● **What the task requires**
Write the records below out in full, character for character, with no pictures.

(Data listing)
----

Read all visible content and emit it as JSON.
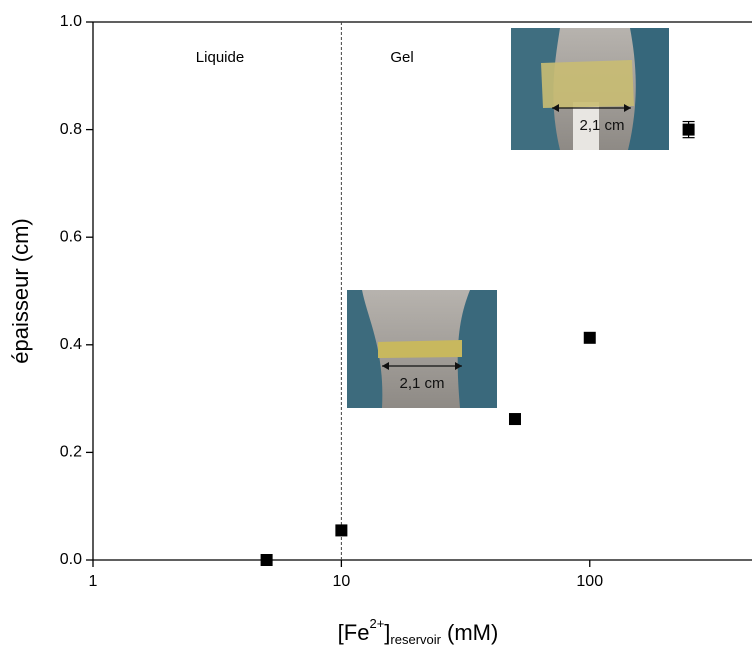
{
  "chart_data": {
    "type": "scatter",
    "x_label": {
      "base": "[Fe",
      "sup": "2+",
      "mid": "]",
      "sub": "reservoir",
      "end": "(mM)"
    },
    "y_label": "épaisseur (cm)",
    "x_scale": "log",
    "xlim": [
      1,
      450
    ],
    "xticks": [
      1,
      10,
      100
    ],
    "ylim": [
      0,
      1
    ],
    "yticks": [
      {
        "value": 0,
        "label": "0.0"
      },
      0.2,
      0.4,
      0.6,
      0.8,
      {
        "value": 1,
        "label": "1.0"
      }
    ],
    "divider_x": 10,
    "annotations": [
      "Liquide",
      "Gel"
    ],
    "insets": [
      {
        "label": "2,1 cm"
      },
      {
        "label": "2,1 cm"
      }
    ],
    "series": [
      {
        "name": "épaisseur",
        "color": "#000000",
        "x": [
          5,
          10,
          50,
          100,
          250
        ],
        "values": [
          0,
          0.055,
          0.262,
          0.413,
          0.8
        ],
        "errors": [
          null,
          null,
          null,
          null,
          0.015
        ]
      }
    ]
  }
}
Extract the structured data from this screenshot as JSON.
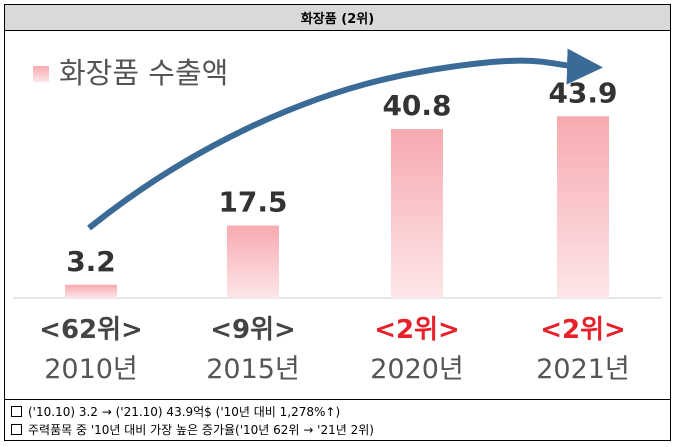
{
  "header": {
    "title": "화장품 (2위)"
  },
  "chart_data": {
    "type": "bar",
    "title": "",
    "legend": {
      "label": "화장품 수출액",
      "position": "top-left"
    },
    "categories": [
      "2010년",
      "2015년",
      "2020년",
      "2021년"
    ],
    "values": [
      3.2,
      17.5,
      40.8,
      43.9
    ],
    "value_labels": [
      "3.2",
      "17.5",
      "40.8",
      "43.9"
    ],
    "ranks": [
      "<62위>",
      "<9위>",
      "<2위>",
      "<2위>"
    ],
    "rank_highlight": [
      false,
      false,
      true,
      true
    ],
    "ylim": [
      0,
      50
    ],
    "grid": false,
    "trend_arrow": true,
    "colors": {
      "bar_top": "#f7aab0",
      "bar_bottom": "#fde6e8",
      "arrow": "#3a6a96",
      "rank_default": "#444444",
      "rank_highlight": "#e8202a",
      "legend_text": "#555555"
    }
  },
  "notes": [
    "('10.10) 3.2 → ('21.10) 43.9억$ ('10년 대비 1,278%↑)",
    "주력품목 중 '10년 대비 가장 높은 증가율('10년 62위 → '21년 2위)"
  ]
}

----

● **Expected answer**
Read all visible content and emit it as JSON.
{
  "chart_data": {
    "type": "scatter",
    "x_label": {
      "base": "[Fe",
      "sup": "2+",
      "mid": "]",
      "sub": "reservoir",
      "end": "(mM)"
    },
    "y_label": "épaisseur (cm)",
    "x_scale": "log",
    "xlim": [
      1,
      450
    ],
    "xticks": [
      1,
      10,
      100
    ],
    "ylim": [
      0,
      1
    ],
    "yticks": [
      {
        "value": 0,
        "label": "0.0"
      },
      0.2,
      0.4,
      0.6,
      0.8,
      {
        "value": 1,
        "label": "1.0"
      }
    ],
    "divider_x": 10,
    "annotations": [
      "Liquide",
      "Gel"
    ],
    "insets": [
      {
        "label": "2,1 cm"
      },
      {
        "label": "2,1 cm"
      }
    ],
    "series": [
      {
        "name": "épaisseur",
        "color": "#000000",
        "x": [
          5,
          10,
          50,
          100,
          250
        ],
        "values": [
          0,
          0.055,
          0.262,
          0.413,
          0.8
        ],
        "errors": [
          null,
          null,
          null,
          null,
          0.015
        ]
      }
    ]
  }
}
Extract the structured data from this screenshot as JSON.
{
  "header": {
    "title": "화장품 (2위)"
  },
  "chart_data": {
    "type": "bar",
    "title": "",
    "legend": {
      "label": "화장품 수출액",
      "position": "top-left"
    },
    "categories": [
      "2010년",
      "2015년",
      "2020년",
      "2021년"
    ],
    "values": [
      3.2,
      17.5,
      40.8,
      43.9
    ],
    "value_labels": [
      "3.2",
      "17.5",
      "40.8",
      "43.9"
    ],
    "ranks": [
      "<62위>",
      "<9위>",
      "<2위>",
      "<2위>"
    ],
    "rank_highlight": [
      false,
      false,
      true,
      true
    ],
    "ylim": [
      0,
      50
    ],
    "grid": false,
    "trend_arrow": true,
    "colors": {
      "bar_top": "#f7aab0",
      "bar_bottom": "#fde6e8",
      "arrow": "#3a6a96",
      "rank_default": "#444444",
      "rank_highlight": "#e8202a",
      "legend_text": "#555555"
    }
  },
  "notes": [
    "('10.10) 3.2 → ('21.10) 43.9억$ ('10년 대비 1,278%↑)",
    "주력품목 중 '10년 대비 가장 높은 증가율('10년 62위 → '21년 2위)"
  ]
}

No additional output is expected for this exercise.